WHAT THIS TASK INVOLVES:
Return each line containing "Matcha".

RECORD SET:
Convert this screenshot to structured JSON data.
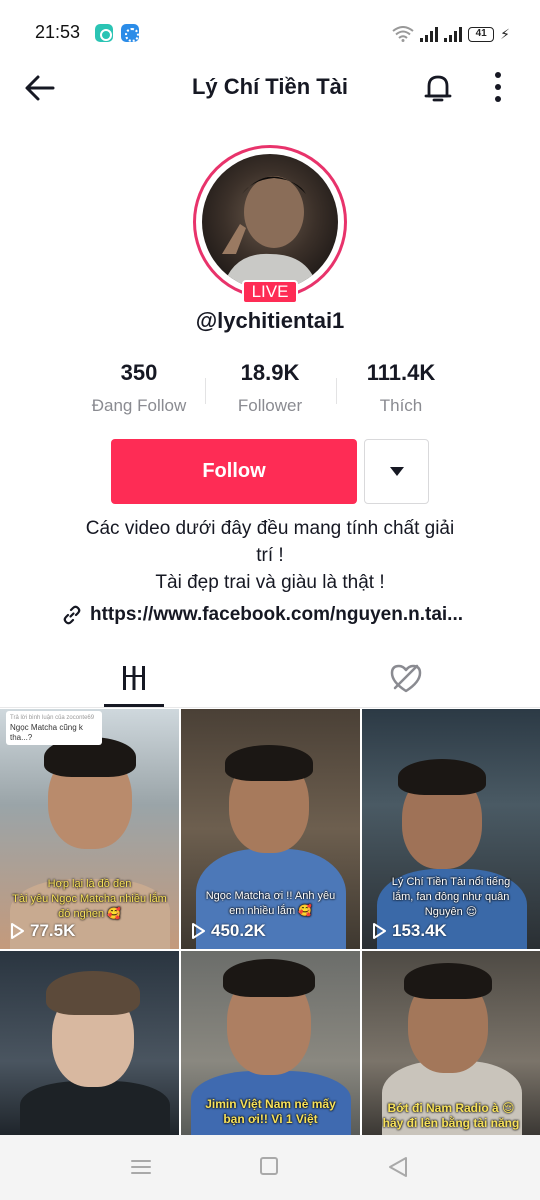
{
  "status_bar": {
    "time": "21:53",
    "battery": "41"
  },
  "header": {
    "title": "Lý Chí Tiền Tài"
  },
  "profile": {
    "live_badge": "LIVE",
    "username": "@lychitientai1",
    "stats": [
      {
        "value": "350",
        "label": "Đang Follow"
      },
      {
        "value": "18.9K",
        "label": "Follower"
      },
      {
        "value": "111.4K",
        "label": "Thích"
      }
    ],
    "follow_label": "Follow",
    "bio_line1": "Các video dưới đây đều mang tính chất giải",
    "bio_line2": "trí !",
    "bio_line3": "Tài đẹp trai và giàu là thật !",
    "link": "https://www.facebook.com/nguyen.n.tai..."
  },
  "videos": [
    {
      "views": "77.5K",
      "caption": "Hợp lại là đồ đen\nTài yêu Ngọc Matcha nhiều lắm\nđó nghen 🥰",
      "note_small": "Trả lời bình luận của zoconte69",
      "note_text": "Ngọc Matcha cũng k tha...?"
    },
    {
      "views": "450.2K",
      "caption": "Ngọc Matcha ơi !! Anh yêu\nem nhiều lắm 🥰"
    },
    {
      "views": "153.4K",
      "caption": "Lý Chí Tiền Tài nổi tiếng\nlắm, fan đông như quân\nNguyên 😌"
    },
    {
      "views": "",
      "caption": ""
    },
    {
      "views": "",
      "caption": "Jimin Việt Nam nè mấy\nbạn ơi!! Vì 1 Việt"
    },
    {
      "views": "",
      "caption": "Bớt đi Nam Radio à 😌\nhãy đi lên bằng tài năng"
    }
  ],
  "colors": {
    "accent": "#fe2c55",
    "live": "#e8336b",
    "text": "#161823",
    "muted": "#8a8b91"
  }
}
---
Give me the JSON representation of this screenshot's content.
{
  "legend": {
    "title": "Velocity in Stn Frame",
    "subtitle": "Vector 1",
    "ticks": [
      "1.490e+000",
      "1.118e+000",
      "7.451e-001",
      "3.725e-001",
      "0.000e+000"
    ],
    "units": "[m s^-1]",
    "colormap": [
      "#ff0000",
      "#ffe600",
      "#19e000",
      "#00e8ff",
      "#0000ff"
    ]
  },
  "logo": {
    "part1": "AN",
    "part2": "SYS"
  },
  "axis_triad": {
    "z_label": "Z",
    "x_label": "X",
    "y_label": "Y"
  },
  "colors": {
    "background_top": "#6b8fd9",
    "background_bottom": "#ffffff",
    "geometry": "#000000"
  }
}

SOLVED PROBLEM:
      "caption": "Hợp lại là đồ đen\nTài yêu Ngọc Matcha nhiều lắm\nđó nghen 🥰",
      "note_text": "Ngọc Matcha cũng k tha...?"
      "caption": "Ngọc Matcha ơi !! Anh yêu\nem nhiều lắm 🥰"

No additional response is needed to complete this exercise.